_Aim of the task_: Copy every line that contains the string "unsere" from the entries below.

————

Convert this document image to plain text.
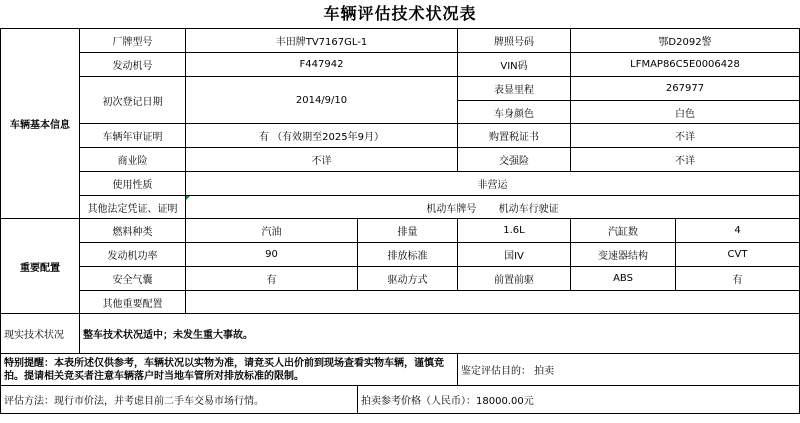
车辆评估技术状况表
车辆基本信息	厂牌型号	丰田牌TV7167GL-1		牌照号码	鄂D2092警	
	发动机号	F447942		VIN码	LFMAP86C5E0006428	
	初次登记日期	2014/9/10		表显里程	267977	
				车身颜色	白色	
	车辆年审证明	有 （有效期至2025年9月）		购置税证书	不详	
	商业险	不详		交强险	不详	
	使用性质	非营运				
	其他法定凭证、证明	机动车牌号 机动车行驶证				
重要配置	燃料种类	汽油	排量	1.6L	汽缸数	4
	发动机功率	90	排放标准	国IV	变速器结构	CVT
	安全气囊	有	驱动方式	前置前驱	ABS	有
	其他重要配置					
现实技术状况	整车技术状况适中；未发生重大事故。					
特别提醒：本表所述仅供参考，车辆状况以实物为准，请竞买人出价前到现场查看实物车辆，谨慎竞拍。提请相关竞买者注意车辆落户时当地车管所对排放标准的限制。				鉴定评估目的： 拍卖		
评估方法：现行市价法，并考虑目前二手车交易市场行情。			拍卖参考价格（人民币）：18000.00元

————

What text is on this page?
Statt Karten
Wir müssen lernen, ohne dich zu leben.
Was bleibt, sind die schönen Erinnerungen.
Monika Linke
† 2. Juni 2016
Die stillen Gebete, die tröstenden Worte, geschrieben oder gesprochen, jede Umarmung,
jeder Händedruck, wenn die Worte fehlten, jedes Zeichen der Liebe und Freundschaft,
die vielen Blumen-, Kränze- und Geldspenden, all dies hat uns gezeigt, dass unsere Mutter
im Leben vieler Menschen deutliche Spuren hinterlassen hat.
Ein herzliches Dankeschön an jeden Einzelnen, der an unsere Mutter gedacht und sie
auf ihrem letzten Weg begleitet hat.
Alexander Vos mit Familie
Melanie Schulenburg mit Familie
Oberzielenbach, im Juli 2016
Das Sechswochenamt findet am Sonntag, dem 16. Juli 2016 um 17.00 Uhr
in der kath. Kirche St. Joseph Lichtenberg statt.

————

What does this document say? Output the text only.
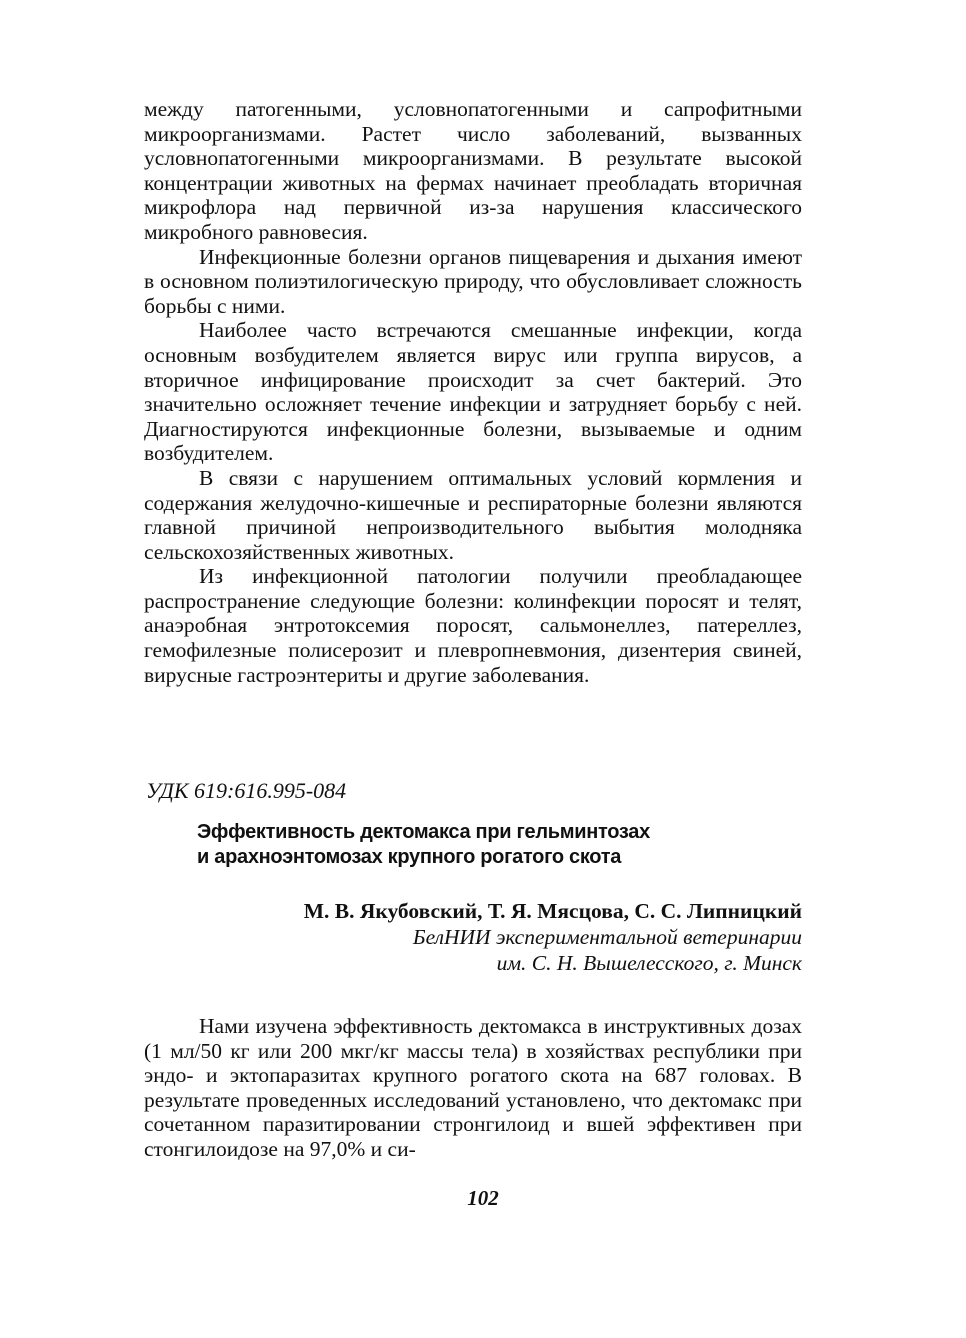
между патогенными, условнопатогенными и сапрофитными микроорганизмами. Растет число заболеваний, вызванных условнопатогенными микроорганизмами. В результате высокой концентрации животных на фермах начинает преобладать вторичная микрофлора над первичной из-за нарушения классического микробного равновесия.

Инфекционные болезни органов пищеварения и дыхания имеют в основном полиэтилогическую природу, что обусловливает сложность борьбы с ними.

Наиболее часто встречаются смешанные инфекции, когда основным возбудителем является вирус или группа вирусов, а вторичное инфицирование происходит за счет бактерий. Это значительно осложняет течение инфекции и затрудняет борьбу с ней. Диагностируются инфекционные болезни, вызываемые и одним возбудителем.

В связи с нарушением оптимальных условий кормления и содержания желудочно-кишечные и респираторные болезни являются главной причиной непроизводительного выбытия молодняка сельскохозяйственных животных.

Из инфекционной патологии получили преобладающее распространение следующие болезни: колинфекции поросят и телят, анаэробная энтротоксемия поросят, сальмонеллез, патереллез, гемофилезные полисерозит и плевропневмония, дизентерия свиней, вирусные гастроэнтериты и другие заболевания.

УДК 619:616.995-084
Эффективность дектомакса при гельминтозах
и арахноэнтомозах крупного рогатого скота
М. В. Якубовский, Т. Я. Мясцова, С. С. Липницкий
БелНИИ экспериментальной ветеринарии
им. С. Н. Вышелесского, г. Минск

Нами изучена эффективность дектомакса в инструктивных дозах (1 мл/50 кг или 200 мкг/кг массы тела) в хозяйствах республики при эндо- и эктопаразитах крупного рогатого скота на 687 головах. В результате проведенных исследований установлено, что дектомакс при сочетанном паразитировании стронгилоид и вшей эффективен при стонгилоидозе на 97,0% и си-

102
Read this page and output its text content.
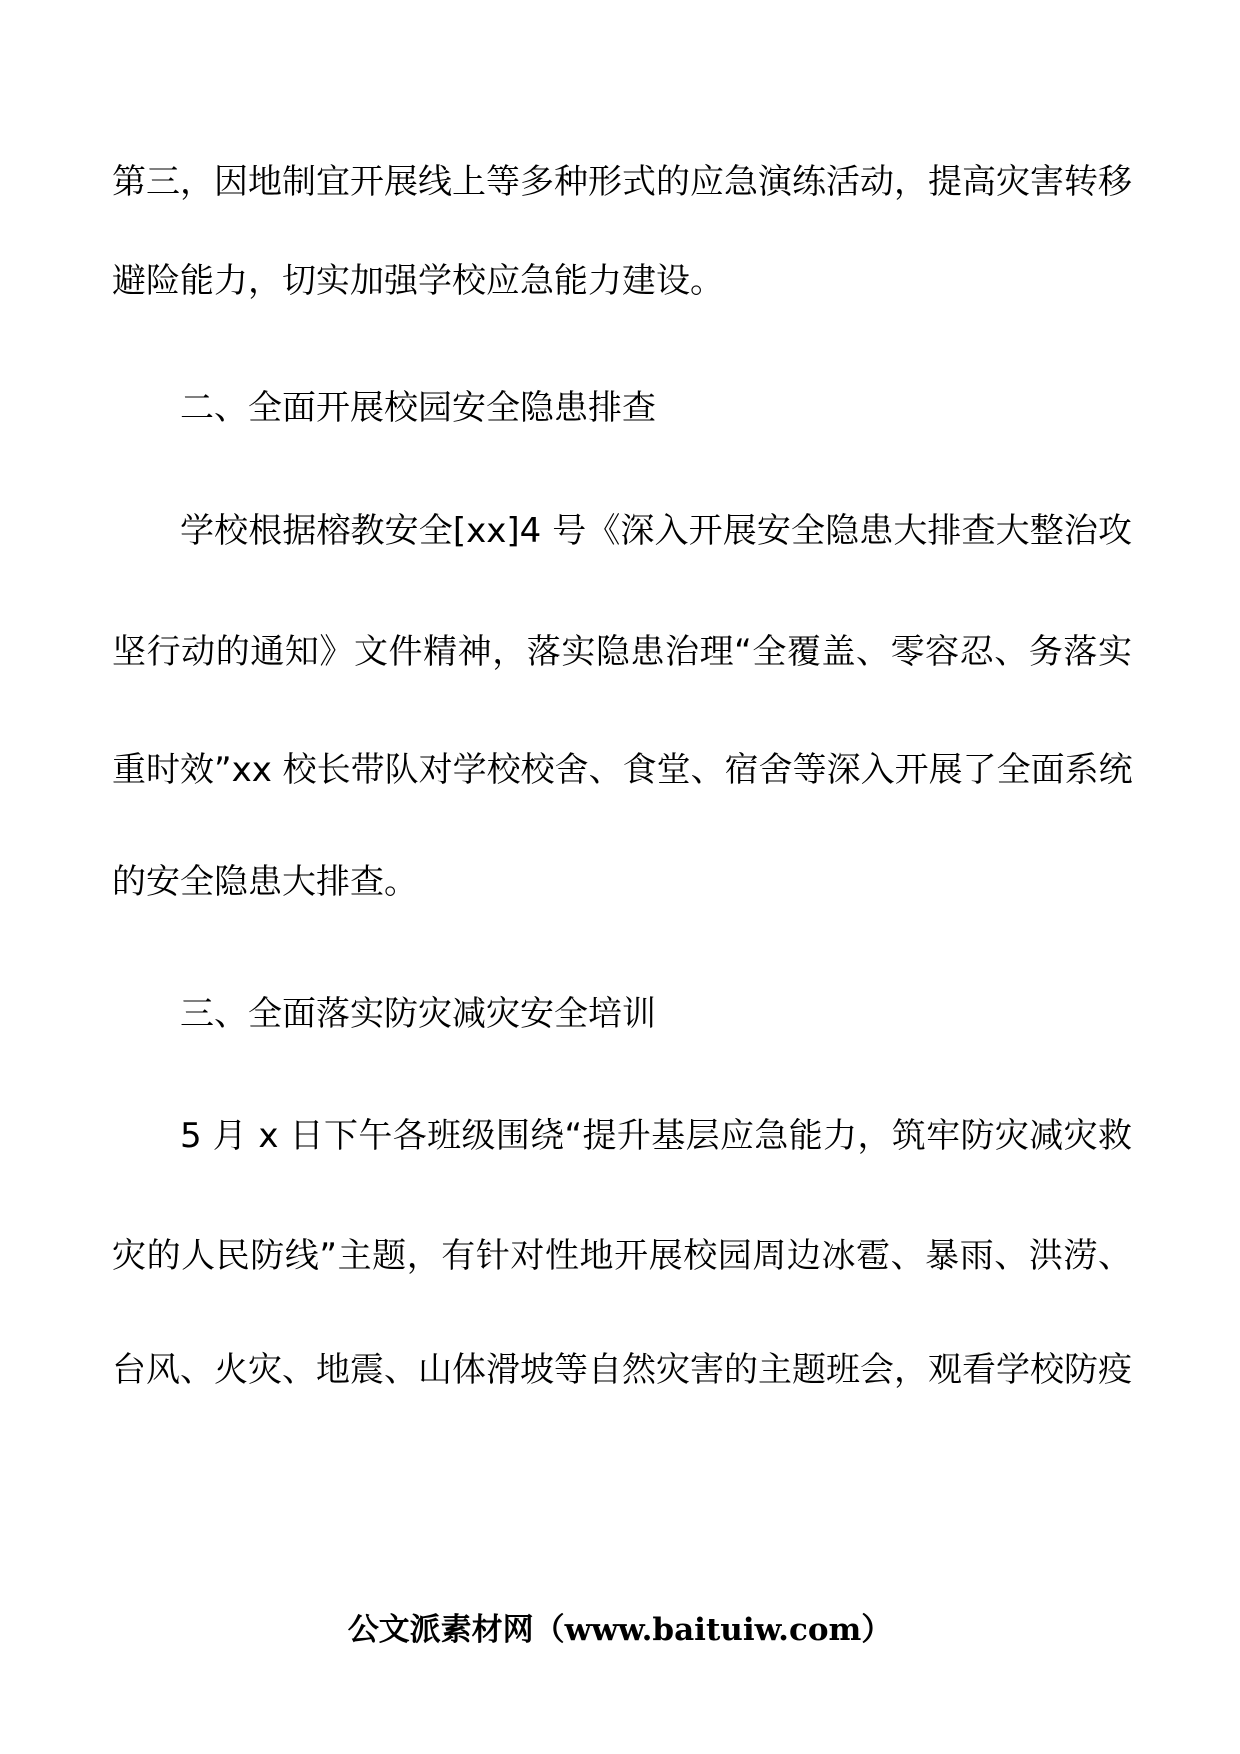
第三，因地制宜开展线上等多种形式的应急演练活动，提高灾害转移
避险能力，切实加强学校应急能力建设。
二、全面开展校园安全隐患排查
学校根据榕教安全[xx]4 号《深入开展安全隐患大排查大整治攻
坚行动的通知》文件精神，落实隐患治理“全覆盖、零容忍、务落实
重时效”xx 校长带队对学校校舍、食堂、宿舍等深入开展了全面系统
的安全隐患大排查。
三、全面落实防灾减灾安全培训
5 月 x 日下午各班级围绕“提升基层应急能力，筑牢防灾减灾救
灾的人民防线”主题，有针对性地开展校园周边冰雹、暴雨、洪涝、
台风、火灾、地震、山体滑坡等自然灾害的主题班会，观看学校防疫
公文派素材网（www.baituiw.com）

————

_Exercise solution_:
die vielen Blumen-, Kränze- und Geldspenden, all dies hat uns gezeigt, dass unsere Mutter
Ein herzliches Dankeschön an jeden Einzelnen, der an unsere Mutter gedacht und sie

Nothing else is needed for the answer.